[BEGIN Excerpt]

Parameter Learning in Simple Bayesian Network

Hello,

Thank you very much for creating this library and sharing it with the community. I am attempting to use PyMC3 to learn the parameters of a simple bayesian network. The example is taken from this publication:

The problem is a coin flipping experiment. A fair coin is flipped to determine which of two (A and B, possibly biased) coins are to be flipped 10 times. The outcome of each of the 10 flips is observed but which coin (A or B) was chosen is unknown. The experiment is repeated 5 times and the authors use EM to estimate the bias in coin A and coin B based on the 50 observations (10 at a time).

I am attempting to use PyMC3 to do this estimation as an alternative to EM. I tried to piece together a model based on documentation and user questions. Based on an approach that I found in this gist

https://gist.github.com/tbsexton/1349864212b25cce91dbe5e336d794b4

I am able to get the expected results for a single round of 10 coin flips using the code below

import numpy as np
import theano
import pymc3 as pm    

with pm.Model() as model:
    X0 = pm.Bernoulli('X0', 0.5)
    alpha_ps = np.array([600,500])

[END Excerpt]

Exercise requirements:
1. Answer these questions about the forum post on learning Bayesian network parameters:
(a) How many times is the chosen coin flipped in each round?
(b) What method do the authors of the cited publication use to estimate the bias of coins A and B?
(c) What probability does the code pass to pm.Bernoulli for 'X0'?
2. Carry on the forum post about learning Bayesian network parameters with PyMC3, starting right after its last line.

[BEGIN Given data]

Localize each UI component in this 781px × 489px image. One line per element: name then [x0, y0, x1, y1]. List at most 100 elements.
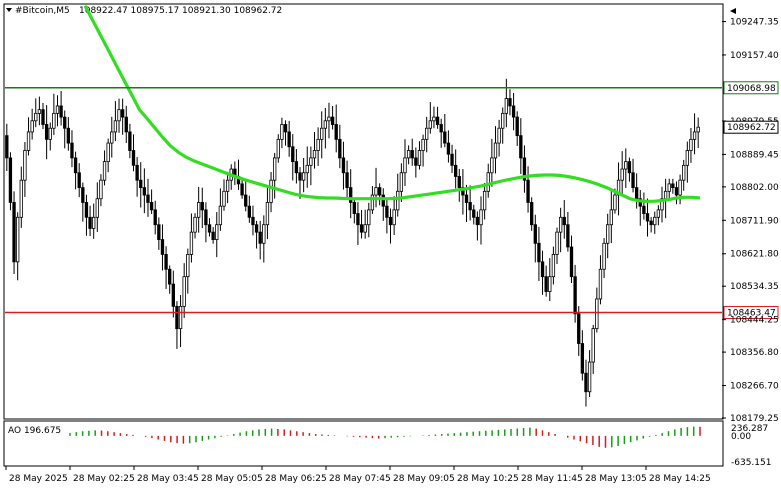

[END Given data]

Outputs for the tasks:
1.
(a) 10 times
(b) EM
(c) 0.5

2.
    beta_ps = np.array([400,500])
    alphas = theano.shared(alpha_ps)  # make numpy-->theano
    betas = theano.shared(beta_ps)
    alpha_0 = alphas[X0]  # select the alpha value that "happened" thanks to parent (X0)
    beta_0 = betas[X0] # select the beta value that "happened" thanks to parent (X0)
    theta = pm.Beta('theta',alpha=alpha_0, beta=beta_0)
    X1 = pm.Binomial(
            'X1', 
            n=10,
            p=theta, 
            observed=np.array(
                            [5]
            )
    )

trace = pm.sample(100000, tune=10000)

print (sum(trace['theta'])/len(trace['theta']), 1-sum(trace['theta'])/len(trace['theta']))

Where I am running into trouble is getting this to work for all 5 rounds of coin flips. I thought something like the following would work

with pm.Model() as model:
    X0 = pm.Bernoulli('X0', 0.5, shape=(5,1))
    alpha_ps = np.array([600,500])
    beta_ps = np.array([400,500])
    alphas = theano.shared(alpha_ps)  # make numpy-->theano
    betas = theano.shared(beta_ps)
    alpha_0 = alphas[X0]  # select the alpha value that "happened" thanks to parent (X0)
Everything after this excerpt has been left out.